━━━━━ Material provided
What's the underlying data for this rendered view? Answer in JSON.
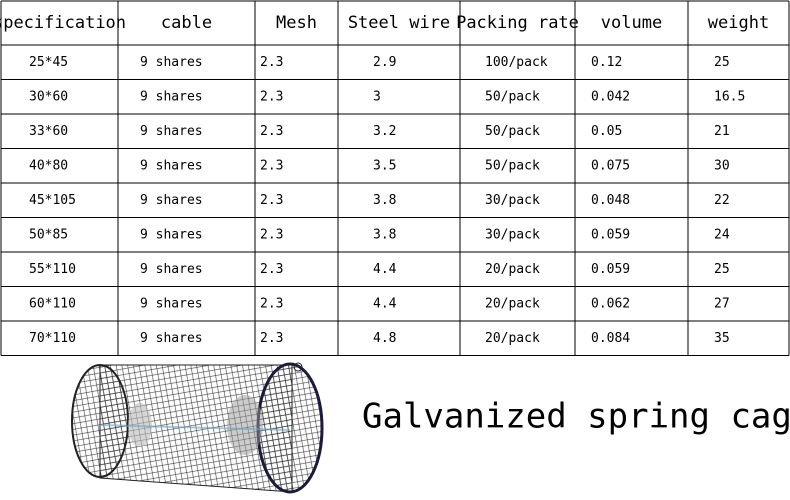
{
  "table": {
    "header": [
      "specification",
      "cable",
      "Mesh",
      "Steel wire",
      "Packing rate",
      "volume",
      "weight"
    ],
    "rows": [
      [
        "25*45",
        "9 shares",
        "2.3",
        "2.9",
        "100/pack",
        "0.12",
        "25"
      ],
      [
        "30*60",
        "9 shares",
        "2.3",
        "3",
        "50/pack",
        "0.042",
        "16.5"
      ],
      [
        "33*60",
        "9 shares",
        "2.3",
        "3.2",
        "50/pack",
        "0.05",
        "21"
      ],
      [
        "40*80",
        "9 shares",
        "2.3",
        "3.5",
        "50/pack",
        "0.075",
        "30"
      ],
      [
        "45*105",
        "9 shares",
        "2.3",
        "3.8",
        "30/pack",
        "0.048",
        "22"
      ],
      [
        "50*85",
        "9 shares",
        "2.3",
        "3.8",
        "30/pack",
        "0.059",
        "24"
      ],
      [
        "55*110",
        "9 shares",
        "2.3",
        "4.4",
        "20/pack",
        "0.059",
        "25"
      ],
      [
        "60*110",
        "9 shares",
        "2.3",
        "4.4",
        "20/pack",
        "0.062",
        "27"
      ],
      [
        "70*110",
        "9 shares",
        "2.3",
        "4.8",
        "20/pack",
        "0.084",
        "35"
      ]
    ]
  },
  "caption": "Galvanized spring cage"
}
━━━━━━━━━━
Reproduce the material in full, word for word, and omit the pictures.

What's the underlying data for this rendered view? Answer in JSON.
{
  "table": {
    "header": [
      "specification",
      "cable",
      "Mesh",
      "Steel wire",
      "Packing rate",
      "volume",
      "weight"
    ],
    "rows": [
      [
        "25*45",
        "9 shares",
        "2.3",
        "2.9",
        "100/pack",
        "0.12",
        "25"
      ],
      [
        "30*60",
        "9 shares",
        "2.3",
        "3",
        "50/pack",
        "0.042",
        "16.5"
      ],
      [
        "33*60",
        "9 shares",
        "2.3",
        "3.2",
        "50/pack",
        "0.05",
        "21"
      ],
      [
        "40*80",
        "9 shares",
        "2.3",
        "3.5",
        "50/pack",
        "0.075",
        "30"
      ],
      [
        "45*105",
        "9 shares",
        "2.3",
        "3.8",
        "30/pack",
        "0.048",
        "22"
      ],
      [
        "50*85",
        "9 shares",
        "2.3",
        "3.8",
        "30/pack",
        "0.059",
        "24"
      ],
      [
        "55*110",
        "9 shares",
        "2.3",
        "4.4",
        "20/pack",
        "0.059",
        "25"
      ],
      [
        "60*110",
        "9 shares",
        "2.3",
        "4.4",
        "20/pack",
        "0.062",
        "27"
      ],
      [
        "70*110",
        "9 shares",
        "2.3",
        "4.8",
        "20/pack",
        "0.084",
        "35"
      ]
    ]
  },
  "caption": "Galvanized spring cage"
}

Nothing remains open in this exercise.